-- BEGIN Supplied entries --

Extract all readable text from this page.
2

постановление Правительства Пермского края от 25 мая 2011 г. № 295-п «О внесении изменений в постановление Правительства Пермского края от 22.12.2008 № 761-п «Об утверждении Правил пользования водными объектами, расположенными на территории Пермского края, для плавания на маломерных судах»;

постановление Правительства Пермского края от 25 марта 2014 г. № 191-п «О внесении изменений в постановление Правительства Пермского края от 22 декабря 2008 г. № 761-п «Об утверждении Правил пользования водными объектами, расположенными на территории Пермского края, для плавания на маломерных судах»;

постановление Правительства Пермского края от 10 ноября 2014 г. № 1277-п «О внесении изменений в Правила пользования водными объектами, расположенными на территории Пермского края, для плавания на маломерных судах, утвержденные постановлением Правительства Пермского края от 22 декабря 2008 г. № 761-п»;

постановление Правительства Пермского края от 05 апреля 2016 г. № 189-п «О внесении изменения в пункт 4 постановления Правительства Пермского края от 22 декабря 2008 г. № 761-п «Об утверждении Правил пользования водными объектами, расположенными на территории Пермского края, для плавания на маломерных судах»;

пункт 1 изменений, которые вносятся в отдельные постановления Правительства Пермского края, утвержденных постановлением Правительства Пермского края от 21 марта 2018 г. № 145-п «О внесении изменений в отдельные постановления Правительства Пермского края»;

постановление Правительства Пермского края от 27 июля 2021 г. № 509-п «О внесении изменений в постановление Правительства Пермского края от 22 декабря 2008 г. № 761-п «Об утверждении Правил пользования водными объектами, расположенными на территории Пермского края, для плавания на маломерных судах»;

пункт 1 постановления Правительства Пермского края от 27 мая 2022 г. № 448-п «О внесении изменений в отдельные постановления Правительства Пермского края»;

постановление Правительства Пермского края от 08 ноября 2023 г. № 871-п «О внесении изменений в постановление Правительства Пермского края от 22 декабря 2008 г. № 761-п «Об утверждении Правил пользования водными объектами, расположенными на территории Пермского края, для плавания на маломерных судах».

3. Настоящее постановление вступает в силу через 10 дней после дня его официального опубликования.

-- END Supplied entries --

[Goal]: Reproduce the data shown above exactly.

[Exercise answer]:
Extract all readable text from this page.
2

постановление Правительства Пермского края от 25 мая 2011 г. № 295-п «О внесении изменений в постановление Правительства Пермского края от 22.12.2008 № 761-п «Об утверждении Правил пользования водными объектами, расположенными на территории Пермского края, для плавания на маломерных судах»;

постановление Правительства Пермского края от 25 марта 2014 г. № 191-п «О внесении изменений в постановление Правительства Пермского края от 22 декабря 2008 г. № 761-п «Об утверждении Правил пользования водными объектами, расположенными на территории Пермского края, для плавания на маломерных судах»;

постановление Правительства Пермского края от 10 ноября 2014 г. № 1277-п «О внесении изменений в Правила пользования водными объектами, расположенными на территории Пермского края, для плавания на маломерных судах, утвержденные постановлением Правительства Пермского края от 22 декабря 2008 г. № 761-п»;

постановление Правительства Пермского края от 05 апреля 2016 г. № 189-п «О внесении изменения в пункт 4 постановления Правительства Пермского края от 22 декабря 2008 г. № 761-п «Об утверждении Правил пользования водными объектами, расположенными на территории Пермского края, для плавания на маломерных судах»;

пункт 1 изменений, которые вносятся в отдельные постановления Правительства Пермского края, утвержденных постановлением Правительства Пермского края от 21 марта 2018 г. № 145-п «О внесении изменений в отдельные постановления Правительства Пермского края»;

постановление Правительства Пермского края от 27 июля 2021 г. № 509-п «О внесении изменений в постановление Правительства Пермского края от 22 декабря 2008 г. № 761-п «Об утверждении Правил пользования водными объектами, расположенными на территории Пермского края, для плавания на маломерных судах»;

пункт 1 постановления Правительства Пермского края от 27 мая 2022 г. № 448-п «О внесении изменений в отдельные постановления Правительства Пермского края»;

постановление Правительства Пермского края от 08 ноября 2023 г. № 871-п «О внесении изменений в постановление Правительства Пермского края от 22 декабря 2008 г. № 761-п «Об утверждении Правил пользования водными объектами, расположенными на территории Пермского края, для плавания на маломерных судах».

3. Настоящее постановление вступает в силу через 10 дней после дня его официального опубликования.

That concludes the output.